§ Records for processing

=-=-=

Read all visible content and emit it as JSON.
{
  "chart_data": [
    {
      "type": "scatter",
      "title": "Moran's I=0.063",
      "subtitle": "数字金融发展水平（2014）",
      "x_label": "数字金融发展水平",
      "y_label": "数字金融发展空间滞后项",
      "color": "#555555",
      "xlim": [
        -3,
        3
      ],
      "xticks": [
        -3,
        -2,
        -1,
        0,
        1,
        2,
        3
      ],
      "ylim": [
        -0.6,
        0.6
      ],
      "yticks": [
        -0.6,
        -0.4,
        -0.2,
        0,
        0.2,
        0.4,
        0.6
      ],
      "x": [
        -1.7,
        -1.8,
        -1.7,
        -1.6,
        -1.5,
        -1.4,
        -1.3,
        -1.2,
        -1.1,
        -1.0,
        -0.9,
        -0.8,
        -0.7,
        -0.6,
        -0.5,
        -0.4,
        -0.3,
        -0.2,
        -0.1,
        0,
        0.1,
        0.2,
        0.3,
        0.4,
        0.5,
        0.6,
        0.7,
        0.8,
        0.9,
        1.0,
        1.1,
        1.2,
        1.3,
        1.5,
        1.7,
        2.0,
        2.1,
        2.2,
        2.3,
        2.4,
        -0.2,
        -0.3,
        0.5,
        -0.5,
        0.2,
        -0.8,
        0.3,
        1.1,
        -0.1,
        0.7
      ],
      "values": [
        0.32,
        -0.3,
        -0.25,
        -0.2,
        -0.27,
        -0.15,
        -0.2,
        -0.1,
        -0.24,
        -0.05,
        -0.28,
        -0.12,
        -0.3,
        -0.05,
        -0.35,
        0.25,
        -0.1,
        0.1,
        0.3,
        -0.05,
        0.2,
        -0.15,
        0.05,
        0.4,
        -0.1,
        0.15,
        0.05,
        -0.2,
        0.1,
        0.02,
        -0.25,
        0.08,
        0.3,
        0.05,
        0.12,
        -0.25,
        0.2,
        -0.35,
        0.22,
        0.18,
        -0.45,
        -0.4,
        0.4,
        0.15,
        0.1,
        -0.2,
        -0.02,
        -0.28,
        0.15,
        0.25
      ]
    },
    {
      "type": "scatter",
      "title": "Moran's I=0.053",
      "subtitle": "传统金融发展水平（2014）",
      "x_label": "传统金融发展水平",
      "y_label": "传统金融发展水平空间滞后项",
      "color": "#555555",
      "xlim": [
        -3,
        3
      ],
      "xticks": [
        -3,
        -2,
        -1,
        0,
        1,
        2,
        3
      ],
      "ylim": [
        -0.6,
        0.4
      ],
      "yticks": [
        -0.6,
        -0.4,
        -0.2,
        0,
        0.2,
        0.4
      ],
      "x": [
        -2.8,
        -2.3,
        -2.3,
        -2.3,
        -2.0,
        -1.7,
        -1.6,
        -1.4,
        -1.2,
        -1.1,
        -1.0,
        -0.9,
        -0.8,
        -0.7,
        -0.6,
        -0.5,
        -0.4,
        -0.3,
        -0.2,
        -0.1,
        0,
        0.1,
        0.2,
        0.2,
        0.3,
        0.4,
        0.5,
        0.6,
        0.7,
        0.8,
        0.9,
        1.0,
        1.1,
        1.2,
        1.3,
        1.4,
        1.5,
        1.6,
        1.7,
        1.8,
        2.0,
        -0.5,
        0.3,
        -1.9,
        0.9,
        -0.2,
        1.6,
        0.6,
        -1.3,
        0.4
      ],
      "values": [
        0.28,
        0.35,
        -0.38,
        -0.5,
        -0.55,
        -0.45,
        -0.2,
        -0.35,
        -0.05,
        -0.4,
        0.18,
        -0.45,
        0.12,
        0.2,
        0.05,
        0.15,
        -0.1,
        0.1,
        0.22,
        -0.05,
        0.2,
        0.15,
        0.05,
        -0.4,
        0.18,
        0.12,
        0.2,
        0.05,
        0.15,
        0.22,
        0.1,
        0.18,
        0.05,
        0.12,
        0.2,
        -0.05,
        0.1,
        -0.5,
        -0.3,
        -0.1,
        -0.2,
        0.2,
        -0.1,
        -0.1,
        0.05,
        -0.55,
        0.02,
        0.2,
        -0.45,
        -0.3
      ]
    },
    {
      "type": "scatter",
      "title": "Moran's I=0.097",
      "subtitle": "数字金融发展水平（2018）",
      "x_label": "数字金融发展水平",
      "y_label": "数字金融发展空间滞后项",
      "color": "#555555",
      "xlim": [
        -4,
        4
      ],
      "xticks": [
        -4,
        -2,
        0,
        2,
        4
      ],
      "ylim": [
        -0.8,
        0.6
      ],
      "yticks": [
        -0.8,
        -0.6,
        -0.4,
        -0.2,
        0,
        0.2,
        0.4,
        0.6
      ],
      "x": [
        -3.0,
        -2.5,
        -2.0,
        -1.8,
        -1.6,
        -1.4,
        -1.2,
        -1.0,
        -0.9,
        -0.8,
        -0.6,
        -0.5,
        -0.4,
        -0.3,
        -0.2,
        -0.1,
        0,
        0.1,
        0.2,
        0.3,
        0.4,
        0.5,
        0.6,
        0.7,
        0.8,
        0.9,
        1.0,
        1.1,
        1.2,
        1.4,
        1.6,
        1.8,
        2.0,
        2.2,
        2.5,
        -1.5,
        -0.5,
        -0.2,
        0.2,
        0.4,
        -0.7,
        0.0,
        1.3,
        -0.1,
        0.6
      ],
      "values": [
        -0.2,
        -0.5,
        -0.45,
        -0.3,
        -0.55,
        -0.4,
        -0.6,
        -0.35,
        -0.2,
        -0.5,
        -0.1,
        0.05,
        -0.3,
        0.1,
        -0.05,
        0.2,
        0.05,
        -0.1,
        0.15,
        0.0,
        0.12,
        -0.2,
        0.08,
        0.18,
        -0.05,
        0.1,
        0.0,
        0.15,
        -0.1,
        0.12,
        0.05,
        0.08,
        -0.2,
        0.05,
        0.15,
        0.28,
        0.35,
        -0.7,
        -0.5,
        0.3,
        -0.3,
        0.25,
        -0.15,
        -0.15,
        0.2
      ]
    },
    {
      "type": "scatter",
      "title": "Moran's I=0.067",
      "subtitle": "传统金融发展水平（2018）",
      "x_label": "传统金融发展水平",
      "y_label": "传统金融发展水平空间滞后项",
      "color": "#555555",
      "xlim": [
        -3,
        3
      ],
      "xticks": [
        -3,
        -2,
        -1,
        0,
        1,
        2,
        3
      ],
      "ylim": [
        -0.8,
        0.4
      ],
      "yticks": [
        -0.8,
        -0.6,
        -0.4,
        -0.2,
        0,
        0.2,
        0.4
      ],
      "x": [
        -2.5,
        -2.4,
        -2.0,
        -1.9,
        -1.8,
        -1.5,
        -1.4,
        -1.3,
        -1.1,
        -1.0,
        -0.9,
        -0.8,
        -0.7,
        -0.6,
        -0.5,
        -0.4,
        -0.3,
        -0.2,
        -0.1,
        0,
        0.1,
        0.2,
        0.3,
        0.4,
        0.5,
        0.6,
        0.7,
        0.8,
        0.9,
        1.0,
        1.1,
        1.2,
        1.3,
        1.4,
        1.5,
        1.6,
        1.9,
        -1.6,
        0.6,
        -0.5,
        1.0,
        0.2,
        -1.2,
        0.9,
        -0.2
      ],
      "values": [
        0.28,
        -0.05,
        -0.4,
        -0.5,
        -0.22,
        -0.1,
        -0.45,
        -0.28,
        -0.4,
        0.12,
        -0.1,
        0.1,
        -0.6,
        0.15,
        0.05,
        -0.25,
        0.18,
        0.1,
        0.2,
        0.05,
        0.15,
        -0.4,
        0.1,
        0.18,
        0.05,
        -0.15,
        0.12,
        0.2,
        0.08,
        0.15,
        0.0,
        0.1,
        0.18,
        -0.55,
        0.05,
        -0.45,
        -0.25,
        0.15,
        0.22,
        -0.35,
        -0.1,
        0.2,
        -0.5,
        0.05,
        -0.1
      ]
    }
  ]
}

=-=-=

§ Objective
Gather all lines with the string "数字金融发展水平" from the data.

§ Exercise result
      "subtitle": "数字金融发展水平（2014）",
      "x_label": "数字金融发展水平",
      "subtitle": "数字金融发展水平（2018）",
      "x_label": "数字金融发展水平",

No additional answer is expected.